*EXCERPT PROVIDED:*

-*-*-

Enron serves as the operator for Citrus. Although Enron filed for
bankruptcy, there have been minimal changes in the operations and management of
Citrus as a result of their bankruptcy. Accordingly, Citrus has continued to
operate as a jointly owned investment, over which we have significant influence,
but not the ability to control.

11


Summarized income statement information of our proportionate share of
Citrus for the quarters and six months ended June 30, 2003 and 2002 are as
follows:



QUARTER ENDED SIX MONTHS ENDED
JUNE 30, JUNE 30
--------------- -----------------
2003 2002 2003 2002
---- ---- ----- -----
(IN MILLIONS)

Operating results data:
Operating revenues........................... $36 $52 $111 $83
Operating expenses........................... 4 20 45 34
Income from continuing operations............ 4 12 15 14
Net income(1)................................ 4 12 15 14


- ---------------
(1) The difference between our proportionate share of our equity investments'
net income and our earnings from unconsolidated affiliates reflected in our
income statement is due primarily to timing differences between the
estimated and actual equity earnings from our investments.

Transactions with Affiliates

We participate in El Paso's cash management program which matches
short-term cash surpluses and needs of participating affiliates, thus minimizing
total borrowings from outside sources. Our continued participation in the
program may be dependent on any final rule issued by the FERC in connection with
its interim rule on cash management as discussed in Note 5. As of June 30, 2003
and December 31, 2002, we had advanced to El Paso $125 million and $430 million.

-*-*-

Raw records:
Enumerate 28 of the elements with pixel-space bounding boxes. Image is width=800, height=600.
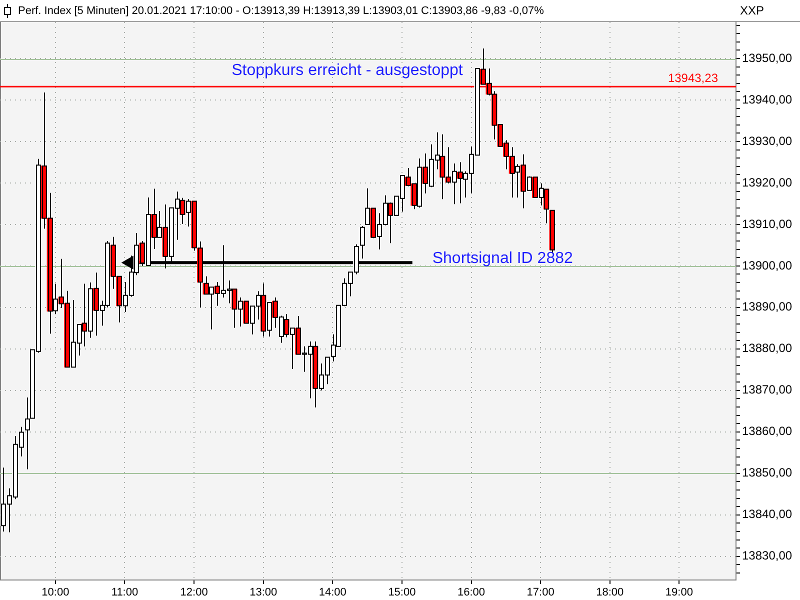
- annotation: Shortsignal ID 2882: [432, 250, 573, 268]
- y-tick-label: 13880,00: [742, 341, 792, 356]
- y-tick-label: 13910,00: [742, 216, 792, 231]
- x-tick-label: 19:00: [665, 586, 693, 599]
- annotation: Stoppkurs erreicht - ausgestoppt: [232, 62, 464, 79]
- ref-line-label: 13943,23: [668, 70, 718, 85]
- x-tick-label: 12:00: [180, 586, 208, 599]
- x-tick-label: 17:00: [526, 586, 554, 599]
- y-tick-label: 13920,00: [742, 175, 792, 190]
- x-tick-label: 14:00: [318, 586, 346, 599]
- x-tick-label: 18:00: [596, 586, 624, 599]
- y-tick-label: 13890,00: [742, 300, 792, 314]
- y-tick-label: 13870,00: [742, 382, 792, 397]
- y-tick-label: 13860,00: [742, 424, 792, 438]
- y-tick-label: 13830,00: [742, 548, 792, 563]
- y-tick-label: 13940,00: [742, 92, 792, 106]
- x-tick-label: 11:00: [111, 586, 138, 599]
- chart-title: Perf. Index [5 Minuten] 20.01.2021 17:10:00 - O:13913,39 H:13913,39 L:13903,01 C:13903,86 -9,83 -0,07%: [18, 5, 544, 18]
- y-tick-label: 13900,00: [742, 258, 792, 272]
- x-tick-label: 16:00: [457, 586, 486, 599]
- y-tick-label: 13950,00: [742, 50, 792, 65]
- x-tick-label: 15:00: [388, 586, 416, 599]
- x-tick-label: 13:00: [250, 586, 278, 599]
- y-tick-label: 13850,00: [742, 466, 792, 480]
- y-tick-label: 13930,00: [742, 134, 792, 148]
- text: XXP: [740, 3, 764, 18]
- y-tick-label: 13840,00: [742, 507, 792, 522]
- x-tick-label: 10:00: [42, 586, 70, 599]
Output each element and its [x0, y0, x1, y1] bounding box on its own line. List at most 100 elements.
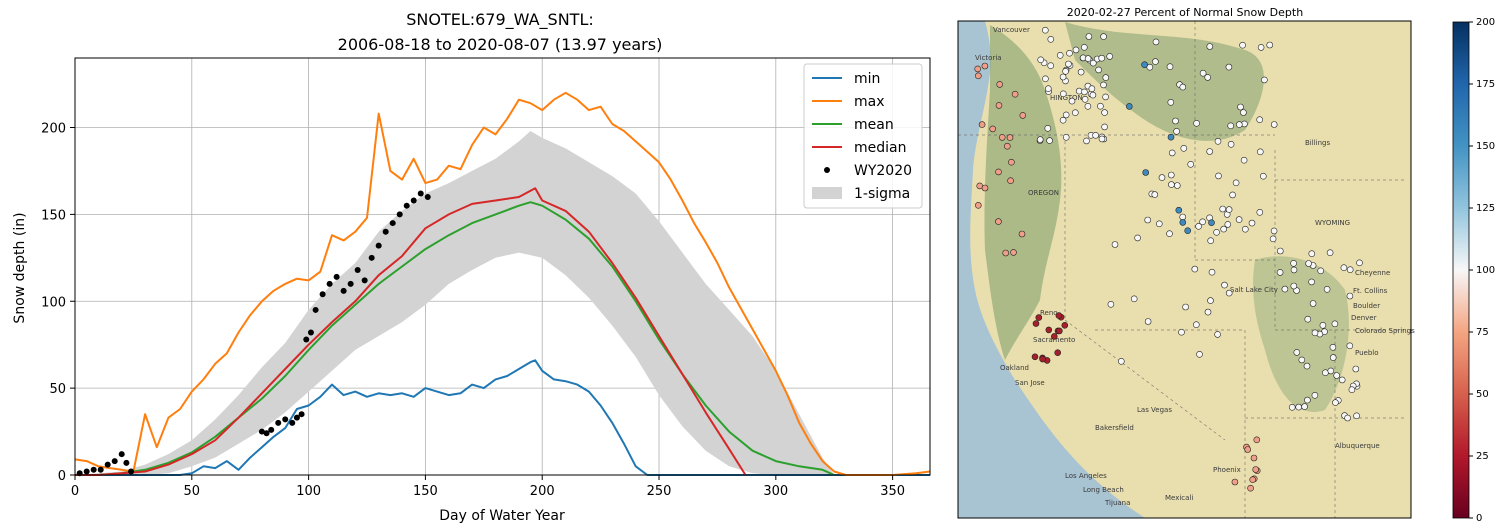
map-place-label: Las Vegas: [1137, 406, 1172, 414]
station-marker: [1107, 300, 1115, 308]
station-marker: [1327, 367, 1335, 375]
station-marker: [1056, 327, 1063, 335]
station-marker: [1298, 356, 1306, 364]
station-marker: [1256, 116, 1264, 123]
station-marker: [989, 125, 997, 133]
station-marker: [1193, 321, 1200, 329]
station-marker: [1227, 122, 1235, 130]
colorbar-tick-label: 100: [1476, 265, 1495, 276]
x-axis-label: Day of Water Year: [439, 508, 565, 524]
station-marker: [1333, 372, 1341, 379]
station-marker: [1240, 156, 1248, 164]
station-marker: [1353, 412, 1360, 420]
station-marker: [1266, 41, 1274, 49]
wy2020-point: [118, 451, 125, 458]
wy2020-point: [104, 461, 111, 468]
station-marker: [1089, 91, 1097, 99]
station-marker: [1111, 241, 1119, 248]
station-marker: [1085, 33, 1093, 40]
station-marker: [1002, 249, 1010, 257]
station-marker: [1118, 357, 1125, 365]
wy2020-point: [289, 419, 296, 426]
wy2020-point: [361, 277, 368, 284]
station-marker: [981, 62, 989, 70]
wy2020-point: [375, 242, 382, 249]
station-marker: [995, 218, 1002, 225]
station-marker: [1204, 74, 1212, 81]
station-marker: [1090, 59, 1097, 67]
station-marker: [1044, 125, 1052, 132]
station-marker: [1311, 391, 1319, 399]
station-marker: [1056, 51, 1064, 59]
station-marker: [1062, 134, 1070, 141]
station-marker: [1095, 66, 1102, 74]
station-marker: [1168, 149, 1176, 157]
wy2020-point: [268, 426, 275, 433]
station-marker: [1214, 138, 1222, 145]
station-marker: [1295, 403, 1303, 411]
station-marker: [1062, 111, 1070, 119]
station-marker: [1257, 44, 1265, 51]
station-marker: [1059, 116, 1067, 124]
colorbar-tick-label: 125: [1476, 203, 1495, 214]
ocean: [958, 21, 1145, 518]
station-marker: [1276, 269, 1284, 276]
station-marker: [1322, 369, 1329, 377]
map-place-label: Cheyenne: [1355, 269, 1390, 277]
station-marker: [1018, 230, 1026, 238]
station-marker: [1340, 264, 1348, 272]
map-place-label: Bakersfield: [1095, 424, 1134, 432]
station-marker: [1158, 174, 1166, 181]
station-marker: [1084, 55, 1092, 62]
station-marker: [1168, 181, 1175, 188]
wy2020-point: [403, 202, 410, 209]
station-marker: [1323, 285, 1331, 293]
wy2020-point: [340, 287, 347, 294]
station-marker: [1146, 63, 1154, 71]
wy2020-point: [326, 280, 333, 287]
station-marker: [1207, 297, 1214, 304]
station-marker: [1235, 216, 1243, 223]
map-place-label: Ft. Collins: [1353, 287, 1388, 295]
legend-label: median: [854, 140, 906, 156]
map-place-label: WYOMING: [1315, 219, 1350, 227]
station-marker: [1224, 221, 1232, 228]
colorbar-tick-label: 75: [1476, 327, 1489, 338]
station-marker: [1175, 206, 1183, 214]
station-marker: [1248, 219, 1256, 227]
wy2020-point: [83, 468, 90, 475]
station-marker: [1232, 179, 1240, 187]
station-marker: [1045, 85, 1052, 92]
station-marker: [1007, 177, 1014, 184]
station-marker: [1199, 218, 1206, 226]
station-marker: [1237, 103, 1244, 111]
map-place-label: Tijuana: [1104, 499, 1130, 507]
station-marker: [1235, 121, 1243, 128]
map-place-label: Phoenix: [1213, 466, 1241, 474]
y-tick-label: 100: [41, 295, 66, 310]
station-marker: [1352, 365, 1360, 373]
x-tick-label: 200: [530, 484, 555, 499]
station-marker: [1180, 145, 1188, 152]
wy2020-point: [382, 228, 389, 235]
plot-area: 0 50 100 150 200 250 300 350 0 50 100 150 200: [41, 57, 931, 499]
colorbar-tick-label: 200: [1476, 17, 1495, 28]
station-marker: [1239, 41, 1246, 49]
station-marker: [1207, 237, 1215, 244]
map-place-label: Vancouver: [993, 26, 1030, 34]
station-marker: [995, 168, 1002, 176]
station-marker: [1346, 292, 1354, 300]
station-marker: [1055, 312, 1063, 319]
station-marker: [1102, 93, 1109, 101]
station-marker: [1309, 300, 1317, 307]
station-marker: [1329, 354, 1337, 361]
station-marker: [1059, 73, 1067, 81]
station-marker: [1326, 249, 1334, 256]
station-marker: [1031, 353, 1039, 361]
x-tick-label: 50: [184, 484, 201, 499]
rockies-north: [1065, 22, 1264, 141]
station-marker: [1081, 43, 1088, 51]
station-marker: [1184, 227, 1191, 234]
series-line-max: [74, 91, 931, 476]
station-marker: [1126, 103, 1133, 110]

-*-*-

*DIRECTIVES:*
- a) Answer these questions from the Citrus excerpt:
(i) Which company serves as the operator for Citrus?
(ii) What were the operating revenues from the proportionate share of Citrus for the six months ended June 30, 2003?
(iii) How much had been advanced to El Paso as of December 31, 2002?
- b) Decide whether each statement agrees with the Citrus excerpt. Answer yes or no, and quote the words that settle it.
(i) The company has the ability to control Citrus.
(ii) Enron's bankruptcy led to major changes in the management of Citrus.
(iii) El Paso's cash management program matches short-term cash surpluses and needs of participating affiliates.
- c) Extend the Citrus excerpt past its final sentence.

*RESPONSE LIST:*
- a)
(i) Enron
(ii) $111 million
(iii) $430 million

- b)
(i) No: "over which we have significant influence, but not the ability to control."
(ii) No: "there have been minimal changes in the operations and management of Citrus as a result of their bankruptcy."
(iii) Yes: "matches short-term cash surpluses and needs of participating affiliates"

- c)
The market rate of interest at June 30, 2003 and December 31, 2002 was 1.3% and
1.5%. As of June 30, 2003 and December 31, 2002, we have classified $76 million
and $369 million of these advances as non-current notes receivables from
affiliates. These receivables were due upon demand, however, we do not
anticipate settlement within the next twelve months. Also, in March 2003, we
distributed dividends from retained earnings totaling approximately $600 million
to our parent including approximately $310 million of outstanding affiliated
receivables and approximately $290 million in cash.

We had accounts payable to affiliates of $7 million and $9 million at June
30, 2003 and December 31, 2002. These balances arose in the normal course of
business.

The following table shows revenues and charges from our affiliates for the
quarters and six months ended June 30, 2003 and 2002:



QUARTER ENDED SIX MONTHS ENDED
JUNE 30 JUNE 30,
--------------- -----------------
2003 2002 2003 2002
---- ---- ----- -----
(IN MILLIONS)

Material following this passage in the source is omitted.